--- Exercise ---
Your task is to find every line of the listing that includes "What" and copy it.

--- Information shown ---
------------------------------------------------

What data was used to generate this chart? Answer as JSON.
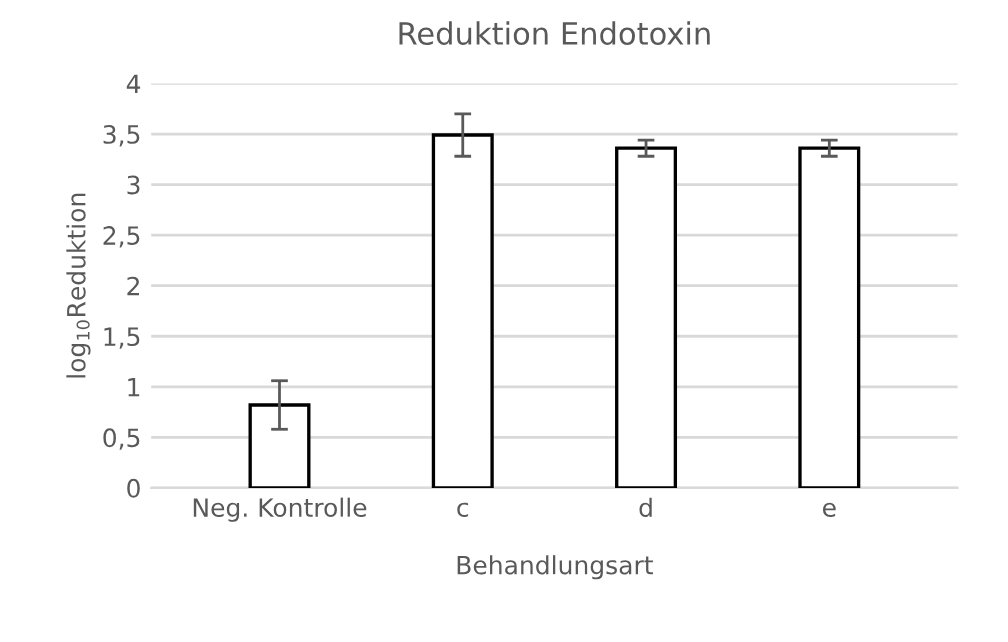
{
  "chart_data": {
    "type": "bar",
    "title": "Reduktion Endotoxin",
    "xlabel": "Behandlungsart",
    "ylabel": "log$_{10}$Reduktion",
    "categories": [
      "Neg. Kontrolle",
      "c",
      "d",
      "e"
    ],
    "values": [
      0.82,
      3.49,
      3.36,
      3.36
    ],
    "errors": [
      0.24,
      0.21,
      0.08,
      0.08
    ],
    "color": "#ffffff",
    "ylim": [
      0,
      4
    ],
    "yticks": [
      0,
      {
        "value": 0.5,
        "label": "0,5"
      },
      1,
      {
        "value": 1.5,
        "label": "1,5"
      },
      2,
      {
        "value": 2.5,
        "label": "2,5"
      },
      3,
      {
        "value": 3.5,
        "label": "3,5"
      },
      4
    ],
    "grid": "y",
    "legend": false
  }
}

------------------------------------------------

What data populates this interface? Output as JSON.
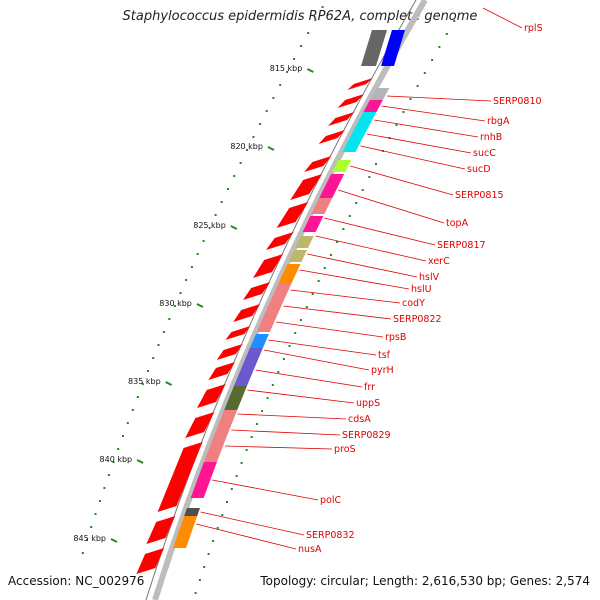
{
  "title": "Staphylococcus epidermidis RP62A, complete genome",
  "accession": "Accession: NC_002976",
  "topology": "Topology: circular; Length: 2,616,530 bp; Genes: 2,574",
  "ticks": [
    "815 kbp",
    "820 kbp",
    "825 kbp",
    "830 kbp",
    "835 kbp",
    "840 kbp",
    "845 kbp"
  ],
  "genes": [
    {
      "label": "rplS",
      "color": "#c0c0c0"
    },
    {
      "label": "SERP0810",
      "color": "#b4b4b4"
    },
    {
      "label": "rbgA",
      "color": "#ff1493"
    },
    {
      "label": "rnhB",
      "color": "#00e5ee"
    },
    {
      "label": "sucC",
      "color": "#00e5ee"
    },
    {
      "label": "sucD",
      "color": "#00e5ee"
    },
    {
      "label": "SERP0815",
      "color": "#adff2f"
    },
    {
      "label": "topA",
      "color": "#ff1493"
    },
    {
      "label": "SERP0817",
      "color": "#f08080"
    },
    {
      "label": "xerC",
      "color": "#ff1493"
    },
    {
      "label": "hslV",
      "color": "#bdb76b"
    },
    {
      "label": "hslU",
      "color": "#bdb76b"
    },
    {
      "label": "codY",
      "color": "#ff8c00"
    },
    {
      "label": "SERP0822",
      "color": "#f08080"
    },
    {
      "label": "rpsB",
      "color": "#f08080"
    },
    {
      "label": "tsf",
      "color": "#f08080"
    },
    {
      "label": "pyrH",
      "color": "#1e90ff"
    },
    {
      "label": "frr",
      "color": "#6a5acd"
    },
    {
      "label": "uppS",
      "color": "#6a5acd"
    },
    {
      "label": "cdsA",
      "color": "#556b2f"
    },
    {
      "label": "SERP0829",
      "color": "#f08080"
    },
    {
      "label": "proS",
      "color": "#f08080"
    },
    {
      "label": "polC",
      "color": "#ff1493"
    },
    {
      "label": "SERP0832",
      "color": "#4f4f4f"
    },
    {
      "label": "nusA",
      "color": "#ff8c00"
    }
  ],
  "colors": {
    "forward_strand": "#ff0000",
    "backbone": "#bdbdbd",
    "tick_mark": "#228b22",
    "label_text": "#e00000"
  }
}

------------------------------------------------

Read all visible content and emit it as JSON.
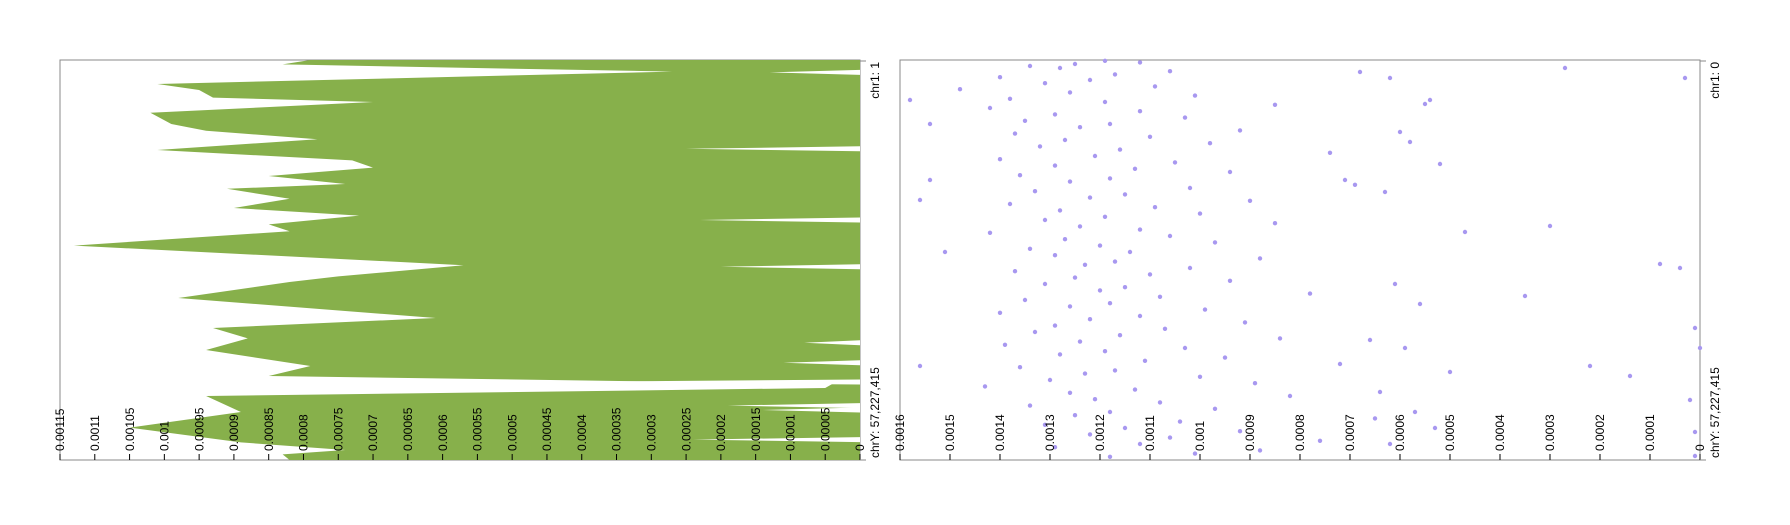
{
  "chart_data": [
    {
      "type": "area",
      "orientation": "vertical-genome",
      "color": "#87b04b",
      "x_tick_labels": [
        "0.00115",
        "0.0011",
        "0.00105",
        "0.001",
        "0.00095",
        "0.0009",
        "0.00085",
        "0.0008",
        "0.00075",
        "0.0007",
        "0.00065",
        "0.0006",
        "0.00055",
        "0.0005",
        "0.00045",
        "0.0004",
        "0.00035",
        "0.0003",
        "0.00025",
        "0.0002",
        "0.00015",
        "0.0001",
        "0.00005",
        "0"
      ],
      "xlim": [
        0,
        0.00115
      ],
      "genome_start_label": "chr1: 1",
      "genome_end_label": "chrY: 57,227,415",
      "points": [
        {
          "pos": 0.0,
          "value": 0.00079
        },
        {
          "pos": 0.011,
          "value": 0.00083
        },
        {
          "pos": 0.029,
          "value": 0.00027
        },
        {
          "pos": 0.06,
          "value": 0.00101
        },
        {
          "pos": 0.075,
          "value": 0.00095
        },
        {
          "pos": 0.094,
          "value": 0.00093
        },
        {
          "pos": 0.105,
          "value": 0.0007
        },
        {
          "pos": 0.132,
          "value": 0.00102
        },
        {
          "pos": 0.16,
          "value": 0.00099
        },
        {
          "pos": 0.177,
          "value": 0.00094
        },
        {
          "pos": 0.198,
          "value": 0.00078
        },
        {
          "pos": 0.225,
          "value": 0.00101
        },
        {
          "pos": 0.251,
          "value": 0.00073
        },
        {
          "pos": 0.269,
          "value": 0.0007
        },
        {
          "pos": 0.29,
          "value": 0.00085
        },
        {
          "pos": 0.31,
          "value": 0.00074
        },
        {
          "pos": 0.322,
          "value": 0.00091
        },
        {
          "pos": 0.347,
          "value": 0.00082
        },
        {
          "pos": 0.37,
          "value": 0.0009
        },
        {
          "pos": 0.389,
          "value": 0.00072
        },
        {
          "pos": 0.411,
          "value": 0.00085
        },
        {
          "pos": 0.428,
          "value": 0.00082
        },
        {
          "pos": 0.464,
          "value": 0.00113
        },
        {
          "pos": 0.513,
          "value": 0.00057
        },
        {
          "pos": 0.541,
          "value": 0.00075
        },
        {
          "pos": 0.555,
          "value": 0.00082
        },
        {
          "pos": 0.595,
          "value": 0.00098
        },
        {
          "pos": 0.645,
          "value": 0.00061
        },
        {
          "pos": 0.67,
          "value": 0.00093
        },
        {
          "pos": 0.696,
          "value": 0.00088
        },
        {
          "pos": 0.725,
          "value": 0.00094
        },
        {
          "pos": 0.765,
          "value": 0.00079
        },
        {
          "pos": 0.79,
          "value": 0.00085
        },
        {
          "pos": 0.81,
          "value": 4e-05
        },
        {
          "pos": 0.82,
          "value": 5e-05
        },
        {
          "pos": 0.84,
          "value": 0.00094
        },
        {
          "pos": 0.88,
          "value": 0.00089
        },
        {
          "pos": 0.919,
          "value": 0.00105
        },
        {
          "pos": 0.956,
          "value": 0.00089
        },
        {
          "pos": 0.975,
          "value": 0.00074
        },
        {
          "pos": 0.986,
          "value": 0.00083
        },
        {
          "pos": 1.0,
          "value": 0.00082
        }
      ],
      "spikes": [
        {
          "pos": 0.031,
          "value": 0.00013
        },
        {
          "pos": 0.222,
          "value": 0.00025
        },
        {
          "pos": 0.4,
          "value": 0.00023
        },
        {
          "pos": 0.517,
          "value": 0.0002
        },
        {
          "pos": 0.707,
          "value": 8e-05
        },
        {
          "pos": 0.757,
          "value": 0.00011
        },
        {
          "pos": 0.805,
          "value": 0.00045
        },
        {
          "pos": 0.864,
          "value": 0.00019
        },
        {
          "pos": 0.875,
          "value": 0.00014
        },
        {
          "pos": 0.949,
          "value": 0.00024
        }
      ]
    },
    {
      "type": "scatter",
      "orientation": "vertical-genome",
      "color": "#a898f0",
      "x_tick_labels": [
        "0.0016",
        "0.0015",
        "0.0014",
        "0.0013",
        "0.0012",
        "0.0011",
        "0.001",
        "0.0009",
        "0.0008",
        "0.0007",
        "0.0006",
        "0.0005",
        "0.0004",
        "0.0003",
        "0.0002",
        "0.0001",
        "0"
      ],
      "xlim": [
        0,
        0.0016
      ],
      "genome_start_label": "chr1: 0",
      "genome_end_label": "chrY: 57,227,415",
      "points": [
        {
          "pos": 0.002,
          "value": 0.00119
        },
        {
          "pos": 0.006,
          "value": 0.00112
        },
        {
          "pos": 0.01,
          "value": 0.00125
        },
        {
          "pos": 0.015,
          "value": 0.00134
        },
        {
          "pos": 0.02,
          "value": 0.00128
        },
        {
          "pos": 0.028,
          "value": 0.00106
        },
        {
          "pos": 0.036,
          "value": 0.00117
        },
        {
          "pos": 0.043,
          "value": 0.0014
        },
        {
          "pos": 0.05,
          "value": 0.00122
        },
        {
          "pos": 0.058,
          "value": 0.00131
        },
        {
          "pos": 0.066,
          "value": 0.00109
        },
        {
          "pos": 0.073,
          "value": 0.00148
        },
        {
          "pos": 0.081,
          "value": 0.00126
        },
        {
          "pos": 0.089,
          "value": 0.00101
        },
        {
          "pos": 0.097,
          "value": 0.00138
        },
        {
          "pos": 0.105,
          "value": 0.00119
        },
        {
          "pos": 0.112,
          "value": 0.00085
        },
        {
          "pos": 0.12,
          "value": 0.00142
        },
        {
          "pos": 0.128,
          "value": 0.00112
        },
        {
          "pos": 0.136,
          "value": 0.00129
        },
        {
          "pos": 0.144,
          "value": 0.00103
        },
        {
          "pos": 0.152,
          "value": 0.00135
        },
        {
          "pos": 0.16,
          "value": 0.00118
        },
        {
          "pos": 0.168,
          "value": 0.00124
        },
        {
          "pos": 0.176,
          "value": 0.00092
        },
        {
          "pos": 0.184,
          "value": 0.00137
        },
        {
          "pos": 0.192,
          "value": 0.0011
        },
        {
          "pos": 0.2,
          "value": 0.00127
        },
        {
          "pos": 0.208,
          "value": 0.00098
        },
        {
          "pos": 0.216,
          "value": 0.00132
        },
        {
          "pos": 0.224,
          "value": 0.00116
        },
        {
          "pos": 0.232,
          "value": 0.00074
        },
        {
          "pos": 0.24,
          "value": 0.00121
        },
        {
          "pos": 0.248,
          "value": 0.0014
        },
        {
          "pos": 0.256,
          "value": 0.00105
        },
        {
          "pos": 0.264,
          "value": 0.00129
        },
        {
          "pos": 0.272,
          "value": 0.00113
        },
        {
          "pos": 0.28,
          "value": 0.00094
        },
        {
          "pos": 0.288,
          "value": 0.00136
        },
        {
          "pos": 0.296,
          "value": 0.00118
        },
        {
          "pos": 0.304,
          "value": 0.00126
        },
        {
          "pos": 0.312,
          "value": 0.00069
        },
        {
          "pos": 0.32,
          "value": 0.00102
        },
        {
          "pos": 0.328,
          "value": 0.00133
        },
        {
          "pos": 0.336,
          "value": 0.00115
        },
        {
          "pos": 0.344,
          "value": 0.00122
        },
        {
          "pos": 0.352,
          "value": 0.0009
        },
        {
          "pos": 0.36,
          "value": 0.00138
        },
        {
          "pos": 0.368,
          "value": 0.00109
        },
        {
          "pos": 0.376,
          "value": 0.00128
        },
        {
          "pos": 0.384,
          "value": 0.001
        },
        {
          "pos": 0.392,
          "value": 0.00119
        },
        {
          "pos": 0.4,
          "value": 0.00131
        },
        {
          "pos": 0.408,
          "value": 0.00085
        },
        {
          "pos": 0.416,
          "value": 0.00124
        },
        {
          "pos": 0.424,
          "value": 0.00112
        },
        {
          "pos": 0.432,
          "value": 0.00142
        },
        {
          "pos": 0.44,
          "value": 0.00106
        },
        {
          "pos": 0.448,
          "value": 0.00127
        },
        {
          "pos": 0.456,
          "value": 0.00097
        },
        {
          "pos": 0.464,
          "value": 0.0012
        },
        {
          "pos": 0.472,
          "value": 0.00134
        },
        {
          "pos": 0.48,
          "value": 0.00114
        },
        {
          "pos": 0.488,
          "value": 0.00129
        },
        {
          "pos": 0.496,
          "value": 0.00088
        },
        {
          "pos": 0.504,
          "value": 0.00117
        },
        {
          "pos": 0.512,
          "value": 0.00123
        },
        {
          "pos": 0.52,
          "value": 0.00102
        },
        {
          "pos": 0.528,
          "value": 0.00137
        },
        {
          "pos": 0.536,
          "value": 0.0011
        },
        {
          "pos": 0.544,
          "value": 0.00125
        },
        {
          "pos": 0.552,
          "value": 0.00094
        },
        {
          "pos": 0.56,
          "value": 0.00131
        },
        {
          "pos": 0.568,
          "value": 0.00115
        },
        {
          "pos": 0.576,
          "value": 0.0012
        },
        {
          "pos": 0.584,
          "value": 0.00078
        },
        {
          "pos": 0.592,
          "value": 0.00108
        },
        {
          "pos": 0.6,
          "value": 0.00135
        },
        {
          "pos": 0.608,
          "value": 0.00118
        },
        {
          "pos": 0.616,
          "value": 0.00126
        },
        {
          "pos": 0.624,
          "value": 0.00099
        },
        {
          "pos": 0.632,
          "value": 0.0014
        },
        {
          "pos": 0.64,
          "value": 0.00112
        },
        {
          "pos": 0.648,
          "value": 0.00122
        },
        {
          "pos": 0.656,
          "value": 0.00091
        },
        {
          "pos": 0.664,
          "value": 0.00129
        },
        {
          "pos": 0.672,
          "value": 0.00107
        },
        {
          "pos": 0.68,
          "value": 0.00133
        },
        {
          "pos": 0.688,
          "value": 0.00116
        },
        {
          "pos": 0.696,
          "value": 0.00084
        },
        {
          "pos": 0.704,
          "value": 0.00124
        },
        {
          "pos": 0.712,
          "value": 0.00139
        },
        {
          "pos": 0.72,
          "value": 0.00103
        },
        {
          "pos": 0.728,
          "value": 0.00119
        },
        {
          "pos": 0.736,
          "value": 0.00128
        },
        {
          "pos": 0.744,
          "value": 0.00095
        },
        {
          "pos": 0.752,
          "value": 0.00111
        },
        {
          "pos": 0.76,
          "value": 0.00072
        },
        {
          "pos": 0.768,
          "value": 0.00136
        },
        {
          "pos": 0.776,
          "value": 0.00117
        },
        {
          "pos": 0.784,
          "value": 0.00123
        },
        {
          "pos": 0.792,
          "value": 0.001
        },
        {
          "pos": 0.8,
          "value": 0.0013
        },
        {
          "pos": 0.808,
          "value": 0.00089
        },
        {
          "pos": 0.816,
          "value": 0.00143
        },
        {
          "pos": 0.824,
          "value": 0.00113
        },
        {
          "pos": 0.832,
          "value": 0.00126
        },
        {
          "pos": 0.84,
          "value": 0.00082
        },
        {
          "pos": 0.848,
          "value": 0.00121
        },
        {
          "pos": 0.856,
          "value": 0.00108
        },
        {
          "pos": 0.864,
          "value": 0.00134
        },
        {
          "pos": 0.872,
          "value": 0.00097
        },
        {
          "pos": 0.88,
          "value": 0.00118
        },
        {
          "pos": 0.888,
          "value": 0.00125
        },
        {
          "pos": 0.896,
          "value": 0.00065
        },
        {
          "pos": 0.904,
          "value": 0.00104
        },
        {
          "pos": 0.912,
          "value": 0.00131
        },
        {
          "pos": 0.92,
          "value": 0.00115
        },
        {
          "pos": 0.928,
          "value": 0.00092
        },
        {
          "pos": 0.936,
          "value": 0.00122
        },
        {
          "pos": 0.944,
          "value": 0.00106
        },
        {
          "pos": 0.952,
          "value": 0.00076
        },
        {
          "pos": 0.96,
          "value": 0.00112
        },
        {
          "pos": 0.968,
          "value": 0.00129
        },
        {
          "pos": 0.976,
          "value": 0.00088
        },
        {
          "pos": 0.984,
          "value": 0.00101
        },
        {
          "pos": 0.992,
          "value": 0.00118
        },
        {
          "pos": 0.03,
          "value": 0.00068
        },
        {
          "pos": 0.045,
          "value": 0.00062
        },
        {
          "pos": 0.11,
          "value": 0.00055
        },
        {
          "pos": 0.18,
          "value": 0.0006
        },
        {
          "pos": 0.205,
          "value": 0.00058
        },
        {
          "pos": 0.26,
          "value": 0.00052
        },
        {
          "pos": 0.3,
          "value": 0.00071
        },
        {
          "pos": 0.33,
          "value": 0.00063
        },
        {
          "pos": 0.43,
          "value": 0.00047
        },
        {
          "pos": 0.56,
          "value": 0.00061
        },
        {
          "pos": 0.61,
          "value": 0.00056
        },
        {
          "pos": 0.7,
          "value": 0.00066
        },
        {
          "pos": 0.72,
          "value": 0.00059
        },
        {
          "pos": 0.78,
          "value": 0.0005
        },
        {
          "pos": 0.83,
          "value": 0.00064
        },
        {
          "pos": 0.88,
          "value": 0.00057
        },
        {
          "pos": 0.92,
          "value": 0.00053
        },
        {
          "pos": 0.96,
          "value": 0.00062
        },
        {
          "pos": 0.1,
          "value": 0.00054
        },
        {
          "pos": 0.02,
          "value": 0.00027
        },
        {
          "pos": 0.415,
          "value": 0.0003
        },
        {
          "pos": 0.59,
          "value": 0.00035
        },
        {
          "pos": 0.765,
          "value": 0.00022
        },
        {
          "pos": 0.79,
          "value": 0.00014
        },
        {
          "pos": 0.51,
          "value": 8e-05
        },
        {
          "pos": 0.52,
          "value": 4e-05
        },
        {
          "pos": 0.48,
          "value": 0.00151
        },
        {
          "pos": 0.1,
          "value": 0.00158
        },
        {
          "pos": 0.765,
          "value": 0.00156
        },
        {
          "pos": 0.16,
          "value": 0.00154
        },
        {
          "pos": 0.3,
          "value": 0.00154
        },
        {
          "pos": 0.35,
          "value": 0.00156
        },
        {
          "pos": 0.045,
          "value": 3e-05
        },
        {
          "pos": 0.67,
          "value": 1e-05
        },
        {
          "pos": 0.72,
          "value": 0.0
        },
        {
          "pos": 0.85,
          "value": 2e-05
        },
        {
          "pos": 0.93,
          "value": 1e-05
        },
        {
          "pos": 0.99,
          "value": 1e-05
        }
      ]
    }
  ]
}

------------------------------------------------

--- Worked solution ---
What data was used to generate this chart? Answer as JSON.
What data populates this interface? Output as JSON.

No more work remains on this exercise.